### Material provided

====

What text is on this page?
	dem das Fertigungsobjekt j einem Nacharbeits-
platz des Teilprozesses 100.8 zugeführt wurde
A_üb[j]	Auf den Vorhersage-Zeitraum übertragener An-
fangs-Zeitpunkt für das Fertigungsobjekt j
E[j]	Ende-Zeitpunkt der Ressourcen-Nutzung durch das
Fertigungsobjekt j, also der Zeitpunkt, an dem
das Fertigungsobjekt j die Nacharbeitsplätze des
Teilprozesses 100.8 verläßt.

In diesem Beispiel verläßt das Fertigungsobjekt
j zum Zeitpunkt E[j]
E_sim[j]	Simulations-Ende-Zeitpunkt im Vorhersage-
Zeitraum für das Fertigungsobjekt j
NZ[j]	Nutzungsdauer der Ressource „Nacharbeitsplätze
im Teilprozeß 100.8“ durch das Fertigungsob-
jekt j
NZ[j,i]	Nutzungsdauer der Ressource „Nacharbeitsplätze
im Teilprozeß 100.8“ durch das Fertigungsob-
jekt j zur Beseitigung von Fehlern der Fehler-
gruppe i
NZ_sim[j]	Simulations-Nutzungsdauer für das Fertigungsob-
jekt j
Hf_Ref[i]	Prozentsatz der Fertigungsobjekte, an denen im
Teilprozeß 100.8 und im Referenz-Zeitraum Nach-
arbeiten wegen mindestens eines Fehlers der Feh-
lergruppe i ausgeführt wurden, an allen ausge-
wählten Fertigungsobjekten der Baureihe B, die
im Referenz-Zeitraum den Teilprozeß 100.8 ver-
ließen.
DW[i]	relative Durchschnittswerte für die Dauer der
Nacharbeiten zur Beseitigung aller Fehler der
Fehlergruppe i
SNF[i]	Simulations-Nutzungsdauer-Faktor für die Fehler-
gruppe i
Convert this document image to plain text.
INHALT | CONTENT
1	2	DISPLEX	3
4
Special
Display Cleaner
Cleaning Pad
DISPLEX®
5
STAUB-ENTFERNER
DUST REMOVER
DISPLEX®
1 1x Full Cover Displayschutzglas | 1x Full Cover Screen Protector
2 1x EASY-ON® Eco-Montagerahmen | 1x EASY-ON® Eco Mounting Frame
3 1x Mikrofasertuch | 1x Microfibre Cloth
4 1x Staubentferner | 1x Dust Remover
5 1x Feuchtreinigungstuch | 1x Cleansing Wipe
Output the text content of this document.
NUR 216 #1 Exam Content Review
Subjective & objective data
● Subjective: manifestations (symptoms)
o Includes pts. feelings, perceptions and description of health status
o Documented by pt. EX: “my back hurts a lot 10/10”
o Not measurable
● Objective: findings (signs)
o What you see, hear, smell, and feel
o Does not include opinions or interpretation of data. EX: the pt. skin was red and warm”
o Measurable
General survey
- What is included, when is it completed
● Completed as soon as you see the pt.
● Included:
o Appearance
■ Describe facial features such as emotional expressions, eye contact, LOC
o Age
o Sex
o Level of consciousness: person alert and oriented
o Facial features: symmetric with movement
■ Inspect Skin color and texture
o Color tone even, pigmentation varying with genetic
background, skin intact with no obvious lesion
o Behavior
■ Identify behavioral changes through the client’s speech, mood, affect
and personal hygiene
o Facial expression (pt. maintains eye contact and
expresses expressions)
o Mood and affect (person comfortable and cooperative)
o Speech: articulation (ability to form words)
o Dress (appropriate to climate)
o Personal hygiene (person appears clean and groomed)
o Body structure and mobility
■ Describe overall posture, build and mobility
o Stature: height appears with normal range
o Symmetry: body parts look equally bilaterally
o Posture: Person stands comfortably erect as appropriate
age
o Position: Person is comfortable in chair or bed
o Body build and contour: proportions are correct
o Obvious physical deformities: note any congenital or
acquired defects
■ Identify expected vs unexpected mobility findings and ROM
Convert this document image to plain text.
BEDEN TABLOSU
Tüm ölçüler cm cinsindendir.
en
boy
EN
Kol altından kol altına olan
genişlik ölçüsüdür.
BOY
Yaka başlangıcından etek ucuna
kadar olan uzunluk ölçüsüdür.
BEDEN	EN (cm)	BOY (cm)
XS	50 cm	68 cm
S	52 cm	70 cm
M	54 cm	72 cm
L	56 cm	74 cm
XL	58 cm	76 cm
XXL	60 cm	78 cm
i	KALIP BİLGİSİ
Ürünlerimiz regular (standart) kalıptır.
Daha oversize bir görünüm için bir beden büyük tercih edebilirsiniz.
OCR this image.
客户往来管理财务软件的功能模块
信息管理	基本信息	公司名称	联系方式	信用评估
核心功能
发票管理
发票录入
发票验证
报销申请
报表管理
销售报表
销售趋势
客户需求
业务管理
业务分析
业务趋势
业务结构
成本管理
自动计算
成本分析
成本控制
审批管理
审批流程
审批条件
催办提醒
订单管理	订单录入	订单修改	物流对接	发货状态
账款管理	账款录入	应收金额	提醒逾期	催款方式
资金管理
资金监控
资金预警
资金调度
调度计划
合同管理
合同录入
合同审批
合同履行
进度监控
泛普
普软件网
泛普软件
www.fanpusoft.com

====

### Aim
Produce a verbatim transcription of the entries above.

### Exercise result
What text is on this page?
	dem das Fertigungsobjekt j einem Nacharbeits-
platz des Teilprozesses 100.8 zugeführt wurde
A_üb[j]	Auf den Vorhersage-Zeitraum übertragener An-
fangs-Zeitpunkt für das Fertigungsobjekt j
E[j]	Ende-Zeitpunkt der Ressourcen-Nutzung durch das
Fertigungsobjekt j, also der Zeitpunkt, an dem
das Fertigungsobjekt j die Nacharbeitsplätze des
Teilprozesses 100.8 verläßt.

In diesem Beispiel verläßt das Fertigungsobjekt
j zum Zeitpunkt E[j]
E_sim[j]	Simulations-Ende-Zeitpunkt im Vorhersage-
Zeitraum für das Fertigungsobjekt j
NZ[j]	Nutzungsdauer der Ressource „Nacharbeitsplätze
im Teilprozeß 100.8“ durch das Fertigungsob-
jekt j
NZ[j,i]	Nutzungsdauer der Ressource „Nacharbeitsplätze
im Teilprozeß 100.8“ durch das Fertigungsob-
jekt j zur Beseitigung von Fehlern der Fehler-
gruppe i
NZ_sim[j]	Simulations-Nutzungsdauer für das Fertigungsob-
jekt j
Hf_Ref[i]	Prozentsatz der Fertigungsobjekte, an denen im
Teilprozeß 100.8 und im Referenz-Zeitraum Nach-
arbeiten wegen mindestens eines Fehlers der Feh-
lergruppe i ausgeführt wurden, an allen ausge-
wählten Fertigungsobjekten der Baureihe B, die
im Referenz-Zeitraum den Teilprozeß 100.8 ver-
ließen.
DW[i]	relative Durchschnittswerte für die Dauer der
Nacharbeiten zur Beseitigung aller Fehler der
Fehlergruppe i
SNF[i]	Simulations-Nutzungsdauer-Faktor für die Fehler-
gruppe i
Convert this document image to plain text.
INHALT | CONTENT
1	2	DISPLEX	3
4
Special
Display Cleaner
Cleaning Pad
DISPLEX®
5
STAUB-ENTFERNER
DUST REMOVER
DISPLEX®
1 1x Full Cover Displayschutzglas | 1x Full Cover Screen Protector
2 1x EASY-ON® Eco-Montagerahmen | 1x EASY-ON® Eco Mounting Frame
3 1x Mikrofasertuch | 1x Microfibre Cloth
4 1x Staubentferner | 1x Dust Remover
5 1x Feuchtreinigungstuch | 1x Cleansing Wipe
Output the text content of this document.
NUR 216 #1 Exam Content Review
Subjective & objective data
● Subjective: manifestations (symptoms)
o Includes pts. feelings, perceptions and description of health status
o Documented by pt. EX: “my back hurts a lot 10/10”
o Not measurable
● Objective: findings (signs)
o What you see, hear, smell, and feel
o Does not include opinions or interpretation of data. EX: the pt. skin was red and warm”
o Measurable
General survey
- What is included, when is it completed
● Completed as soon as you see the pt.
● Included:
o Appearance
■ Describe facial features such as emotional expressions, eye contact, LOC
o Age
o Sex
o Level of consciousness: person alert and oriented
o Facial features: symmetric with movement
■ Inspect Skin color and texture
o Color tone even, pigmentation varying with genetic
background, skin intact with no obvious lesion
o Behavior
■ Identify behavioral changes through the client’s speech, mood, affect
and personal hygiene
o Facial expression (pt. maintains eye contact and
expresses expressions)
o Mood and affect (person comfortable and cooperative)
o Speech: articulation (ability to form words)
o Dress (appropriate to climate)
o Personal hygiene (person appears clean and groomed)
o Body structure and mobility
■ Describe overall posture, build and mobility
o Stature: height appears with normal range
o Symmetry: body parts look equally bilaterally
o Posture: Person stands comfortably erect as appropriate
age
o Position: Person is comfortable in chair or bed
o Body build and contour: proportions are correct
o Obvious physical deformities: note any congenital or
acquired defects
■ Identify expected vs unexpected mobility findings and ROM
Convert this document image to plain text.
BEDEN TABLOSU
Tüm ölçüler cm cinsindendir.
en
boy
EN
Kol altından kol altına olan
genişlik ölçüsüdür.
BOY
Yaka başlangıcından etek ucuna
kadar olan uzunluk ölçüsüdür.
BEDEN	EN (cm)	BOY (cm)
XS	50 cm	68 cm
S	52 cm	70 cm
M	54 cm	72 cm
L	56 cm	74 cm
XL	58 cm	76 cm
XXL	60 cm	78 cm
i	KALIP BİLGİSİ
Ürünlerimiz regular (standart) kalıptır.
Daha oversize bir görünüm için bir beden büyük tercih edebilirsiniz.
OCR this image.
客户往来管理财务软件的功能模块
信息管理	基本信息	公司名称	联系方式	信用评估
核心功能
发票管理
发票录入
发票验证
报销申请
报表管理
销售报表
销售趋势
客户需求
业务管理
业务分析
业务趋势
业务结构
成本管理
自动计算
成本分析
成本控制
审批管理
审批流程
审批条件
催办提醒
订单管理	订单录入	订单修改	物流对接	发货状态
账款管理	账款录入	应收金额	提醒逾期	催款方式
资金管理
资金监控
资金预警
资金调度
调度计划
合同管理
合同录入
合同审批
合同履行
进度监控
泛普
普软件网
泛普软件
www.fanpusoft.com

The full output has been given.